■ Written problem ■
Print all of the data exactly as written.

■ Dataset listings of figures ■
⟨

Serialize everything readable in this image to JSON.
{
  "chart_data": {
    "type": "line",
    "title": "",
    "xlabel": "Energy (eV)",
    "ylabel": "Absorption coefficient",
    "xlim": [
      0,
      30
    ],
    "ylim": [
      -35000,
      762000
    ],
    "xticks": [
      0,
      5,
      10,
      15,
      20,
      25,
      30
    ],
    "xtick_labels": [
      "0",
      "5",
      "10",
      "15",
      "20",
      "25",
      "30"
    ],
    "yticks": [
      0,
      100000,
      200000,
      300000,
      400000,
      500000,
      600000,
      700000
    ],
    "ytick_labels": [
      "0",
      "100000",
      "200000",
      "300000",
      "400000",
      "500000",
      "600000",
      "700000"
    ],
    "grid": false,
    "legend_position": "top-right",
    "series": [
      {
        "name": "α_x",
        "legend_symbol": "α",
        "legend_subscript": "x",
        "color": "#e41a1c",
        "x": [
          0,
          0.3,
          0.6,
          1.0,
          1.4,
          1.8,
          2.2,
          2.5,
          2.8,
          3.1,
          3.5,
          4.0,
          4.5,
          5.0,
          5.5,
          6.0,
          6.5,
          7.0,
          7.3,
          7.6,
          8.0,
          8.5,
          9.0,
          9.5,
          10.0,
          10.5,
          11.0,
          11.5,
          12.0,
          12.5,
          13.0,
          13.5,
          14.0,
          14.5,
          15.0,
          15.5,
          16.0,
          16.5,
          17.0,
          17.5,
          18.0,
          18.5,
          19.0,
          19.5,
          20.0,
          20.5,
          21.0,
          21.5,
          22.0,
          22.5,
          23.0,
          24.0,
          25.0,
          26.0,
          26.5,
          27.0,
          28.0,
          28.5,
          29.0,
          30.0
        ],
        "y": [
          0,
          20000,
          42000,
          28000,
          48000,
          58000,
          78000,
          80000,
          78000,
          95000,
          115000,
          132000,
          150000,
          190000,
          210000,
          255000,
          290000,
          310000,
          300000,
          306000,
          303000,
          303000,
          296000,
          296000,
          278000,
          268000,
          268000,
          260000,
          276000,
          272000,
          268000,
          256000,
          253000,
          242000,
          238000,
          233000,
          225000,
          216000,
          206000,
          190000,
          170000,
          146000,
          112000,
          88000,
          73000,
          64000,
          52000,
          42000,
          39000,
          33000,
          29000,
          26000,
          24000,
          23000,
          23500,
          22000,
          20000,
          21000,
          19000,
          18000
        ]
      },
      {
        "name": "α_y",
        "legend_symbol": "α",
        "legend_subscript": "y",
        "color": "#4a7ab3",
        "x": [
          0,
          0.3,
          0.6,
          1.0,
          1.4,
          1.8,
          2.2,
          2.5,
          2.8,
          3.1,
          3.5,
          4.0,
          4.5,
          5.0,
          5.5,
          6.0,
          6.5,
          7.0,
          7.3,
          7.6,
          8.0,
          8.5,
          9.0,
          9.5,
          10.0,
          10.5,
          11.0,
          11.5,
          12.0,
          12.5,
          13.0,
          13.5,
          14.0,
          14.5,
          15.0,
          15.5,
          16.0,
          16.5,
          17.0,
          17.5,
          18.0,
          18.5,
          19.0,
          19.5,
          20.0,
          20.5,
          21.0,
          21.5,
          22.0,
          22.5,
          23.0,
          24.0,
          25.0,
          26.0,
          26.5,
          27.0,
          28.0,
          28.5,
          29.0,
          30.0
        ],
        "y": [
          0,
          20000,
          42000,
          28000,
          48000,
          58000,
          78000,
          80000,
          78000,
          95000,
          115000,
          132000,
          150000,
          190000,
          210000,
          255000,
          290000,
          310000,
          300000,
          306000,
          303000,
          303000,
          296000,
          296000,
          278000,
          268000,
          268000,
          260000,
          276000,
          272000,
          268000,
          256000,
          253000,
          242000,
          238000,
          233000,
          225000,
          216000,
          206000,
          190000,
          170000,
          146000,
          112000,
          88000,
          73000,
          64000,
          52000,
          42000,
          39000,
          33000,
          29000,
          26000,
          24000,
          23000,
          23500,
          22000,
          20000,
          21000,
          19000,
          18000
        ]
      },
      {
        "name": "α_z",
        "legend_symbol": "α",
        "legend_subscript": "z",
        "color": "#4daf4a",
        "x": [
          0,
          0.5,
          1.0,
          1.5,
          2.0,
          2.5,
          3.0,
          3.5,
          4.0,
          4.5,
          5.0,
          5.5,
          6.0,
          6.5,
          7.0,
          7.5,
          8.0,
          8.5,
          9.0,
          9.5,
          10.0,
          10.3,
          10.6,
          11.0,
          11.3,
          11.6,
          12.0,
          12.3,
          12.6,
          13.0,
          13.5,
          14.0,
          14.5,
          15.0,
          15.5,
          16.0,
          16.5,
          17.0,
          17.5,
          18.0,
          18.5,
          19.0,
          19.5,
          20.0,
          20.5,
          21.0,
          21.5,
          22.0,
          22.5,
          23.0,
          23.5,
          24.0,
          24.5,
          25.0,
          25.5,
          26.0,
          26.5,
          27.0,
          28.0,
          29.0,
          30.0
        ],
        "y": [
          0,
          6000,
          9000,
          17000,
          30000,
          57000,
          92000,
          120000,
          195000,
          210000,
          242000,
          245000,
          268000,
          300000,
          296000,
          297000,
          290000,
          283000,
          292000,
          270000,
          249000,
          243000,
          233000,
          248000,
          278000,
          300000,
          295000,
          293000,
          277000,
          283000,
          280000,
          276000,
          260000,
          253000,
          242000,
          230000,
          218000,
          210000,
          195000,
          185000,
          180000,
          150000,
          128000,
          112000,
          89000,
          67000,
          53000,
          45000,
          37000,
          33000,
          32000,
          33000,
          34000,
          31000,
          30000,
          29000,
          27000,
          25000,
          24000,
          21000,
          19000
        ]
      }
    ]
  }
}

⟩

■ Finished answer ■
Serialize everything readable in this image to JSON.
{
  "chart_data": {
    "type": "line",
    "title": "",
    "xlabel": "Energy (eV)",
    "ylabel": "Absorption coefficient",
    "xlim": [
      0,
      30
    ],
    "ylim": [
      -35000,
      762000
    ],
    "xticks": [
      0,
      5,
      10,
      15,
      20,
      25,
      30
    ],
    "xtick_labels": [
      "0",
      "5",
      "10",
      "15",
      "20",
      "25",
      "30"
    ],
    "yticks": [
      0,
      100000,
      200000,
      300000,
      400000,
      500000,
      600000,
      700000
    ],
    "ytick_labels": [
      "0",
      "100000",
      "200000",
      "300000",
      "400000",
      "500000",
      "600000",
      "700000"
    ],
    "grid": false,
    "legend_position": "top-right",
    "series": [
      {
        "name": "α_x",
        "legend_symbol": "α",
        "legend_subscript": "x",
        "color": "#e41a1c",
        "x": [
          0,
          0.3,
          0.6,
          1.0,
          1.4,
          1.8,
          2.2,
          2.5,
          2.8,
          3.1,
          3.5,
          4.0,
          4.5,
          5.0,
          5.5,
          6.0,
          6.5,
          7.0,
          7.3,
          7.6,
          8.0,
          8.5,
          9.0,
          9.5,
          10.0,
          10.5,
          11.0,
          11.5,
          12.0,
          12.5,
          13.0,
          13.5,
          14.0,
          14.5,
          15.0,
          15.5,
          16.0,
          16.5,
          17.0,
          17.5,
          18.0,
          18.5,
          19.0,
          19.5,
          20.0,
          20.5,
          21.0,
          21.5,
          22.0,
          22.5,
          23.0,
          24.0,
          25.0,
          26.0,
          26.5,
          27.0,
          28.0,
          28.5,
          29.0,
          30.0
        ],
        "y": [
          0,
          20000,
          42000,
          28000,
          48000,
          58000,
          78000,
          80000,
          78000,
          95000,
          115000,
          132000,
          150000,
          190000,
          210000,
          255000,
          290000,
          310000,
          300000,
          306000,
          303000,
          303000,
          296000,
          296000,
          278000,
          268000,
          268000,
          260000,
          276000,
          272000,
          268000,
          256000,
          253000,
          242000,
          238000,
          233000,
          225000,
          216000,
          206000,
          190000,
          170000,
          146000,
          112000,
          88000,
          73000,
          64000,
          52000,
          42000,
          39000,
          33000,
          29000,
          26000,
          24000,
          23000,
          23500,
          22000,
          20000,
          21000,
          19000,
          18000
        ]
      },
      {
        "name": "α_y",
        "legend_symbol": "α",
        "legend_subscript": "y",
        "color": "#4a7ab3",
        "x": [
          0,
          0.3,
          0.6,
          1.0,
          1.4,
          1.8,
          2.2,
          2.5,
          2.8,
          3.1,
          3.5,
          4.0,
          4.5,
          5.0,
          5.5,
          6.0,
          6.5,
          7.0,
          7.3,
          7.6,
          8.0,
          8.5,
          9.0,
          9.5,
          10.0,
          10.5,
          11.0,
          11.5,
          12.0,
          12.5,
          13.0,
          13.5,
          14.0,
          14.5,
          15.0,
          15.5,
          16.0,
          16.5,
          17.0,
          17.5,
          18.0,
          18.5,
          19.0,
          19.5,
          20.0,
          20.5,
          21.0,
          21.5,
          22.0,
          22.5,
          23.0,
          24.0,
          25.0,
          26.0,
          26.5,
          27.0,
          28.0,
          28.5,
          29.0,
          30.0
        ],
        "y": [
          0,
          20000,
          42000,
          28000,
          48000,
          58000,
          78000,
          80000,
          78000,
          95000,
          115000,
          132000,
          150000,
          190000,
          210000,
          255000,
          290000,
          310000,
          300000,
          306000,
          303000,
          303000,
          296000,
          296000,
          278000,
          268000,
          268000,
          260000,
          276000,
          272000,
          268000,
          256000,
          253000,
          242000,
          238000,
          233000,
          225000,
          216000,
          206000,
          190000,
          170000,
          146000,
          112000,
          88000,
          73000,
          64000,
          52000,
          42000,
          39000,
          33000,
          29000,
          26000,
          24000,
          23000,
          23500,
          22000,
          20000,
          21000,
          19000,
          18000
        ]
      },
      {
        "name": "α_z",
        "legend_symbol": "α",
        "legend_subscript": "z",
        "color": "#4daf4a",
        "x": [
          0,
          0.5,
          1.0,
          1.5,
          2.0,
          2.5,
          3.0,
          3.5,
          4.0,
          4.5,
          5.0,
          5.5,
          6.0,
          6.5,
          7.0,
          7.5,
          8.0,
          8.5,
          9.0,
          9.5,
          10.0,
          10.3,
          10.6,
          11.0,
          11.3,
          11.6,
          12.0,
          12.3,
          12.6,
          13.0,
          13.5,
          14.0,
          14.5,
          15.0,
          15.5,
          16.0,
          16.5,
          17.0,
          17.5,
          18.0,
          18.5,
          19.0,
          19.5,
          20.0,
          20.5,
          21.0,
          21.5,
          22.0,
          22.5,
          23.0,
          23.5,
          24.0,
          24.5,
          25.0,
          25.5,
          26.0,
          26.5,
          27.0,
          28.0,
          29.0,
          30.0
        ],
        "y": [
          0,
          6000,
          9000,
          17000,
          30000,
          57000,
          92000,
          120000,
          195000,
          210000,
          242000,
          245000,
          268000,
          300000,
          296000,
          297000,
          290000,
          283000,
          292000,
          270000,
          249000,
          243000,
          233000,
          248000,
          278000,
          300000,
          295000,
          293000,
          277000,
          283000,
          280000,
          276000,
          260000,
          253000,
          242000,
          230000,
          218000,
          210000,
          195000,
          185000,
          180000,
          150000,
          128000,
          112000,
          89000,
          67000,
          53000,
          45000,
          37000,
          33000,
          32000,
          33000,
          34000,
          31000,
          30000,
          29000,
          27000,
          25000,
          24000,
          21000,
          19000
        ]
      }
    ]
  }
}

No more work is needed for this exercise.